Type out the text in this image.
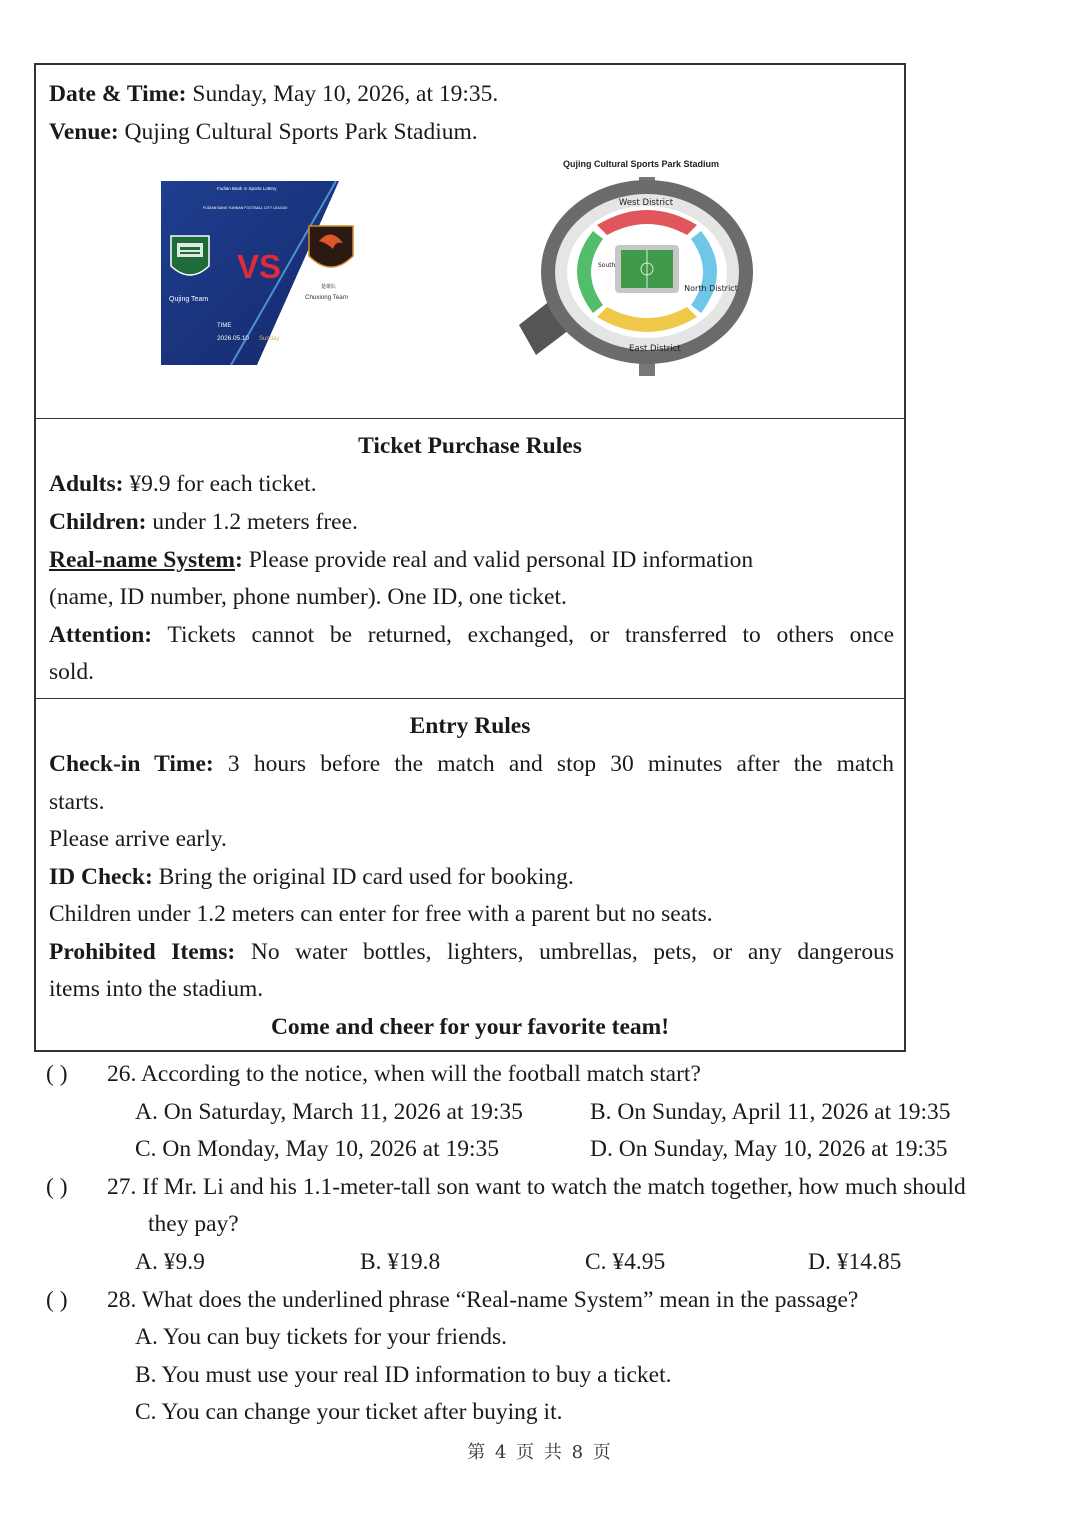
Date & Time: Sunday, May 10, 2026, at 19:35.
Venue: Qujing Cultural Sports Park Stadium.
Fudian Bank ⊙ Sports Lottery
FUDIAN BANK YUNNAN FOOTBALL CITY LEAGUE
VS
Qujing Team
楚雄队
Chuxiong Team
TIME
2026.05.10 Sunday
Qujing Cultural Sports Park Stadium
West District
South
North District
East District
Ticket Purchase Rules
Adults: ¥9.9 for each ticket.
Children: under 1.2 meters free.
Real-name System: Please provide real and valid personal ID information
(name, ID number, phone number). One ID, one ticket.
Attention: Tickets cannot be returned, exchanged, or transferred to others once
sold.
Entry Rules
Check-in Time: 3 hours before the match and stop 30 minutes after the match
starts.
Please arrive early.
ID Check: Bring the original ID card used for booking.
Children under 1.2 meters can enter for free with a parent but no seats.
Prohibited Items: No water bottles, lighters, umbrellas, pets, or any dangerous
items into the stadium.
Come and cheer for your favorite team!
( ) 26. According to the notice, when will the football match start?
A. On Saturday, March 11, 2026 at 19:35	B. On Sunday, April 11, 2026 at 19:35
C. On Monday, May 10, 2026 at 19:35	D. On Sunday, May 10, 2026 at 19:35
( ) 27. If Mr. Li and his 1.1-meter-tall son want to watch the match together, how much should
they pay?
A. ¥9.9	B. ¥19.8	C. ¥4.95	D. ¥14.85
( ) 28. What does the underlined phrase “Real-name System” mean in the passage?
A. You can buy tickets for your friends.
B. You must use your real ID information to buy a ticket.
C. You can change your ticket after buying it.
第 4 页 共 8 页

┄┄┄┄┄┄

Extract the full listing exactly, with the pictures left out.

**SOLVED EXERCISE:**
Type out the text in this image.
Date & Time: Sunday, May 10, 2026, at 19:35.
Venue: Qujing Cultural Sports Park Stadium.
Fudian Bank ⊙ Sports Lottery
FUDIAN BANK YUNNAN FOOTBALL CITY LEAGUE
VS
Qujing Team
楚雄队
Chuxiong Team
TIME
2026.05.10 Sunday
Qujing Cultural Sports Park Stadium
West District
South
North District
East District
Ticket Purchase Rules
Adults: ¥9.9 for each ticket.
Children: under 1.2 meters free.
Real-name System: Please provide real and valid personal ID information
(name, ID number, phone number). One ID, one ticket.
Attention: Tickets cannot be returned, exchanged, or transferred to others once
sold.
Entry Rules
Check-in Time: 3 hours before the match and stop 30 minutes after the match
starts.
Please arrive early.
ID Check: Bring the original ID card used for booking.
Children under 1.2 meters can enter for free with a parent but no seats.
Prohibited Items: No water bottles, lighters, umbrellas, pets, or any dangerous
items into the stadium.
Come and cheer for your favorite team!
( ) 26. According to the notice, when will the football match start?
A. On Saturday, March 11, 2026 at 19:35	B. On Sunday, April 11, 2026 at 19:35
C. On Monday, May 10, 2026 at 19:35	D. On Sunday, May 10, 2026 at 19:35
( ) 27. If Mr. Li and his 1.1-meter-tall son want to watch the match together, how much should
they pay?
A. ¥9.9	B. ¥19.8	C. ¥4.95	D. ¥14.85
( ) 28. What does the underlined phrase “Real-name System” mean in the passage?
A. You can buy tickets for your friends.
B. You must use your real ID information to buy a ticket.
C. You can change your ticket after buying it.
第 4 页 共 8 页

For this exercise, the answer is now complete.